Give every line of the material again, exactly as written.

── EXERCISE INPUTS ──

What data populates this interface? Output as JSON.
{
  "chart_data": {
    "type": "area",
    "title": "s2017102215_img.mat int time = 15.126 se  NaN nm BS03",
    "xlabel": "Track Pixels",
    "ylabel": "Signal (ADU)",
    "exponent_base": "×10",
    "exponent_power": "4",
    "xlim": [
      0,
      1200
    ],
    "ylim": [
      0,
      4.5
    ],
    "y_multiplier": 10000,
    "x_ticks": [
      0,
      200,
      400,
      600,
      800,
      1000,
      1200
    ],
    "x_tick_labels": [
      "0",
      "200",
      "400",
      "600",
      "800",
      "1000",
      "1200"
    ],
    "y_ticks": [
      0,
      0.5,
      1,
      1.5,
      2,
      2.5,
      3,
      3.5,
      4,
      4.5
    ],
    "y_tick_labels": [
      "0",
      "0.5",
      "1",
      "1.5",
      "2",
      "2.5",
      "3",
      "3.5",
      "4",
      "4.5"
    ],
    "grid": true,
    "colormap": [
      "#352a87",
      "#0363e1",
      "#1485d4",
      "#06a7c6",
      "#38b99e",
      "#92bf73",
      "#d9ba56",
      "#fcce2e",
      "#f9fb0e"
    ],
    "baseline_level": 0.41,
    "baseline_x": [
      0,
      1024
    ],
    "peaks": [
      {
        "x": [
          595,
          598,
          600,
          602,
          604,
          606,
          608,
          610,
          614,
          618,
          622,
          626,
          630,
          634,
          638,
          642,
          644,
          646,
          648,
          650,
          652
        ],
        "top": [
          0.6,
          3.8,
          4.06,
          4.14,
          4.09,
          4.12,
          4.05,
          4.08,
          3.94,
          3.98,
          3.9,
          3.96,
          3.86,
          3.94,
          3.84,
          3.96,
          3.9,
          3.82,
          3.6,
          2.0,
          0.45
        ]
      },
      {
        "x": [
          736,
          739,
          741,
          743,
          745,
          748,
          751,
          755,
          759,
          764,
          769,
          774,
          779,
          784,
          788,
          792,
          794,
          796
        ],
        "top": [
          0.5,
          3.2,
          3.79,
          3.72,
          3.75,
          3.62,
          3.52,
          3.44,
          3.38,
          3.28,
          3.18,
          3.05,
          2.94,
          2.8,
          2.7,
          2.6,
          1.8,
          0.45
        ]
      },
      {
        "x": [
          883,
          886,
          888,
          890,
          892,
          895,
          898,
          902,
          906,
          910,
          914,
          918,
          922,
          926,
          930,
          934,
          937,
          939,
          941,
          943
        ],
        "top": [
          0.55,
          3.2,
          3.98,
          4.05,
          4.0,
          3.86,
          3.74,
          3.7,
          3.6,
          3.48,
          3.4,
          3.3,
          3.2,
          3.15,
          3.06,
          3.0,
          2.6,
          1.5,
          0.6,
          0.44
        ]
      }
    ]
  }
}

───

FINISHED EXERCISE >>
What data populates this interface? Output as JSON.
{
  "chart_data": {
    "type": "area",
    "title": "s2017102215_img.mat int time = 15.126 se  NaN nm BS03",
    "xlabel": "Track Pixels",
    "ylabel": "Signal (ADU)",
    "exponent_base": "×10",
    "exponent_power": "4",
    "xlim": [
      0,
      1200
    ],
    "ylim": [
      0,
      4.5
    ],
    "y_multiplier": 10000,
    "x_ticks": [
      0,
      200,
      400,
      600,
      800,
      1000,
      1200
    ],
    "x_tick_labels": [
      "0",
      "200",
      "400",
      "600",
      "800",
      "1000",
      "1200"
    ],
    "y_ticks": [
      0,
      0.5,
      1,
      1.5,
      2,
      2.5,
      3,
      3.5,
      4,
      4.5
    ],
    "y_tick_labels": [
      "0",
      "0.5",
      "1",
      "1.5",
      "2",
      "2.5",
      "3",
      "3.5",
      "4",
      "4.5"
    ],
    "grid": true,
    "colormap": [
      "#352a87",
      "#0363e1",
      "#1485d4",
      "#06a7c6",
      "#38b99e",
      "#92bf73",
      "#d9ba56",
      "#fcce2e",
      "#f9fb0e"
    ],
    "baseline_level": 0.41,
    "baseline_x": [
      0,
      1024
    ],
    "peaks": [
      {
        "x": [
          595,
          598,
          600,
          602,
          604,
          606,
          608,
          610,
          614,
          618,
          622,
          626,
          630,
          634,
          638,
          642,
          644,
          646,
          648,
          650,
          652
        ],
        "top": [
          0.6,
          3.8,
          4.06,
          4.14,
          4.09,
          4.12,
          4.05,
          4.08,
          3.94,
          3.98,
          3.9,
          3.96,
          3.86,
          3.94,
          3.84,
          3.96,
          3.9,
          3.82,
          3.6,
          2.0,
          0.45
        ]
      },
      {
        "x": [
          736,
          739,
          741,
          743,
          745,
          748,
          751,
          755,
          759,
          764,
          769,
          774,
          779,
          784,
          788,
          792,
          794,
          796
        ],
        "top": [
          0.5,
          3.2,
          3.79,
          3.72,
          3.75,
          3.62,
          3.52,
          3.44,
          3.38,
          3.28,
          3.18,
          3.05,
          2.94,
          2.8,
          2.7,
          2.6,
          1.8,
          0.45
        ]
      },
      {
        "x": [
          883,
          886,
          888,
          890,
          892,
          895,
          898,
          902,
          906,
          910,
          914,
          918,
          922,
          926,
          930,
          934,
          937,
          939,
          941,
          943
        ],
        "top": [
          0.55,
          3.2,
          3.98,
          4.05,
          4.0,
          3.86,
          3.74,
          3.7,
          3.6,
          3.48,
          3.4,
          3.3,
          3.2,
          3.15,
          3.06,
          3.0,
          2.6,
          1.5,
          0.6,
          0.44
        ]
      }
    ]
  }
}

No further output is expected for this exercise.